» **INPUT MATERIAL**
+-------+
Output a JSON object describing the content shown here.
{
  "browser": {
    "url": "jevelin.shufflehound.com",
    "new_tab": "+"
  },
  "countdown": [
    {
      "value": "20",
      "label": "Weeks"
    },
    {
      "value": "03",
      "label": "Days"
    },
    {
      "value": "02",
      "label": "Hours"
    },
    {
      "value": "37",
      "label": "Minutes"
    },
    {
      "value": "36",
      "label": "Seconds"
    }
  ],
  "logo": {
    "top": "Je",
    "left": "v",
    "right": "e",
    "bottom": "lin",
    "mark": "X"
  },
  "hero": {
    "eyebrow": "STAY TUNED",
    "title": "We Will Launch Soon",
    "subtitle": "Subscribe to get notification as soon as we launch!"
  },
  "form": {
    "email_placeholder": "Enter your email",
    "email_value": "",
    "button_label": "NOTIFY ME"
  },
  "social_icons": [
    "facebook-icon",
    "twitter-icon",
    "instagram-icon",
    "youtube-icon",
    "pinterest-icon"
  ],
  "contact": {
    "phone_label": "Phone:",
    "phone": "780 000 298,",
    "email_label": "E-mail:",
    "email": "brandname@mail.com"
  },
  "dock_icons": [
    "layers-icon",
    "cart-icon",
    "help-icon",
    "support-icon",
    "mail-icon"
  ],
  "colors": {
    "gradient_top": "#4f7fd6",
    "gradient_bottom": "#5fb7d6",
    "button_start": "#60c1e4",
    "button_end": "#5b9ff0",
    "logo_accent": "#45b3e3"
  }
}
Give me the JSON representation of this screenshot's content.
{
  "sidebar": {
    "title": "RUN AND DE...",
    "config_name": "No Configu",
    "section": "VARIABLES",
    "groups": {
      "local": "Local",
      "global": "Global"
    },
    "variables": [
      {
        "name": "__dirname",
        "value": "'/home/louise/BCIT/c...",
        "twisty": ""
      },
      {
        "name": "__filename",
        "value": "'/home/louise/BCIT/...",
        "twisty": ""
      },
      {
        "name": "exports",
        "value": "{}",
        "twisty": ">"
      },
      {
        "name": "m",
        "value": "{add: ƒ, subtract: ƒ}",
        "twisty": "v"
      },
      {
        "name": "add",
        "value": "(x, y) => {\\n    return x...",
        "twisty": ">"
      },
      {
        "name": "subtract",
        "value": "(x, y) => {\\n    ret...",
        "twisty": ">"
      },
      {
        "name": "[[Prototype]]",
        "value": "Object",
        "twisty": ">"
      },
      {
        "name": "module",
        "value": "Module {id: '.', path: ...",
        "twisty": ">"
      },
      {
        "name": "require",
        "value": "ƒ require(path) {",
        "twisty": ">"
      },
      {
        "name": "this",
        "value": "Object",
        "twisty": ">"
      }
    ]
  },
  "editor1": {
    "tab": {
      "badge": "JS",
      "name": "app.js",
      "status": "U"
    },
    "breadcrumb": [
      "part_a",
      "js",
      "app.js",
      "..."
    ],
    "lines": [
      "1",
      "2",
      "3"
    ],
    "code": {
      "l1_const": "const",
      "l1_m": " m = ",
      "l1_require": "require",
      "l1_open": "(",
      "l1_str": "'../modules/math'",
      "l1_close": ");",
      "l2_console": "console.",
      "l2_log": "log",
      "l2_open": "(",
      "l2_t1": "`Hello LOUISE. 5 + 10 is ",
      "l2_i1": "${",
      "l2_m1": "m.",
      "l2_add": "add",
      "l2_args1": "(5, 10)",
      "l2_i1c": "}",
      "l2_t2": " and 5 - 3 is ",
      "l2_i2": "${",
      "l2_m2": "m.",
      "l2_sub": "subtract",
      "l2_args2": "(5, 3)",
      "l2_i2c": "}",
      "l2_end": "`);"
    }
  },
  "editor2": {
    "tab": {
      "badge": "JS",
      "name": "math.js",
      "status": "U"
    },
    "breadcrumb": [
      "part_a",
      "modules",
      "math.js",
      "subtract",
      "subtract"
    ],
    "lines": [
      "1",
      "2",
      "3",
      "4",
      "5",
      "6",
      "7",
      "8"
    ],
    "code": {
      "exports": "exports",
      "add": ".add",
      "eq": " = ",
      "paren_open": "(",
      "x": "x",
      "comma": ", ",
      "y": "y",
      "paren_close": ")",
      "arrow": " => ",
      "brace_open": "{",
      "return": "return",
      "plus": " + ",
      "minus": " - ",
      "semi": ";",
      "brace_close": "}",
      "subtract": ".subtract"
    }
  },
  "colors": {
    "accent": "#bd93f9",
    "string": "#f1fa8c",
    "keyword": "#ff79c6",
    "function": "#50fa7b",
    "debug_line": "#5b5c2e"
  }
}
+-------+
» **CHALLENGE**
The records above must be output exactly, in full.

» **RESULT OF THE EXERCISE**
Output a JSON object describing the content shown here.
{
  "browser": {
    "url": "jevelin.shufflehound.com",
    "new_tab": "+"
  },
  "countdown": [
    {
      "value": "20",
      "label": "Weeks"
    },
    {
      "value": "03",
      "label": "Days"
    },
    {
      "value": "02",
      "label": "Hours"
    },
    {
      "value": "37",
      "label": "Minutes"
    },
    {
      "value": "36",
      "label": "Seconds"
    }
  ],
  "logo": {
    "top": "Je",
    "left": "v",
    "right": "e",
    "bottom": "lin",
    "mark": "X"
  },
  "hero": {
    "eyebrow": "STAY TUNED",
    "title": "We Will Launch Soon",
    "subtitle": "Subscribe to get notification as soon as we launch!"
  },
  "form": {
    "email_placeholder": "Enter your email",
    "email_value": "",
    "button_label": "NOTIFY ME"
  },
  "social_icons": [
    "facebook-icon",
    "twitter-icon",
    "instagram-icon",
    "youtube-icon",
    "pinterest-icon"
  ],
  "contact": {
    "phone_label": "Phone:",
    "phone": "780 000 298,",
    "email_label": "E-mail:",
    "email": "brandname@mail.com"
  },
  "dock_icons": [
    "layers-icon",
    "cart-icon",
    "help-icon",
    "support-icon",
    "mail-icon"
  ],
  "colors": {
    "gradient_top": "#4f7fd6",
    "gradient_bottom": "#5fb7d6",
    "button_start": "#60c1e4",
    "button_end": "#5b9ff0",
    "logo_accent": "#45b3e3"
  }
}
Give me the JSON representation of this screenshot's content.
{
  "sidebar": {
    "title": "RUN AND DE...",
    "config_name": "No Configu",
    "section": "VARIABLES",
    "groups": {
      "local": "Local",
      "global": "Global"
    },
    "variables": [
      {
        "name": "__dirname",
        "value": "'/home/louise/BCIT/c...",
        "twisty": ""
      },
      {
        "name": "__filename",
        "value": "'/home/louise/BCIT/...",
        "twisty": ""
      },
      {
        "name": "exports",
        "value": "{}",
        "twisty": ">"
      },
      {
        "name": "m",
        "value": "{add: ƒ, subtract: ƒ}",
        "twisty": "v"
      },
      {
        "name": "add",
        "value": "(x, y) => {\\n    return x...",
        "twisty": ">"
      },
      {
        "name": "subtract",
        "value": "(x, y) => {\\n    ret...",
        "twisty": ">"
      },
      {
        "name": "[[Prototype]]",
        "value": "Object",
        "twisty": ">"
      },
      {
        "name": "module",
        "value": "Module {id: '.', path: ...",
        "twisty": ">"
      },
      {
        "name": "require",
        "value": "ƒ require(path) {",
        "twisty": ">"
      },
      {
        "name": "this",
        "value": "Object",
        "twisty": ">"
      }
    ]
  },
  "editor1": {
    "tab": {
      "badge": "JS",
      "name": "app.js",
      "status": "U"
    },
    "breadcrumb": [
      "part_a",
      "js",
      "app.js",
      "..."
    ],
    "lines": [
      "1",
      "2",
      "3"
    ],
    "code": {
      "l1_const": "const",
      "l1_m": " m = ",
      "l1_require": "require",
      "l1_open": "(",
      "l1_str": "'../modules/math'",
      "l1_close": ");",
      "l2_console": "console.",
      "l2_log": "log",
      "l2_open": "(",
      "l2_t1": "`Hello LOUISE. 5 + 10 is ",
      "l2_i1": "${",
      "l2_m1": "m.",
      "l2_add": "add",
      "l2_args1": "(5, 10)",
      "l2_i1c": "}",
      "l2_t2": " and 5 - 3 is ",
      "l2_i2": "${",
      "l2_m2": "m.",
      "l2_sub": "subtract",
      "l2_args2": "(5, 3)",
      "l2_i2c": "}",
      "l2_end": "`);"
    }
  },
  "editor2": {
    "tab": {
      "badge": "JS",
      "name": "math.js",
      "status": "U"
    },
    "breadcrumb": [
      "part_a",
      "modules",
      "math.js",
      "subtract",
      "subtract"
    ],
    "lines": [
      "1",
      "2",
      "3",
      "4",
      "5",
      "6",
      "7",
      "8"
    ],
    "code": {
      "exports": "exports",
      "add": ".add",
      "eq": " = ",
      "paren_open": "(",
      "x": "x",
      "comma": ", ",
      "y": "y",
      "paren_close": ")",
      "arrow": " => ",
      "brace_open": "{",
      "return": "return",
      "plus": " + ",
      "minus": " - ",
      "semi": ";",
      "brace_close": "}",
      "subtract": ".subtract"
    }
  },
  "colors": {
    "accent": "#bd93f9",
    "string": "#f1fa8c",
    "keyword": "#ff79c6",
    "function": "#50fa7b",
    "debug_line": "#5b5c2e"
  }
}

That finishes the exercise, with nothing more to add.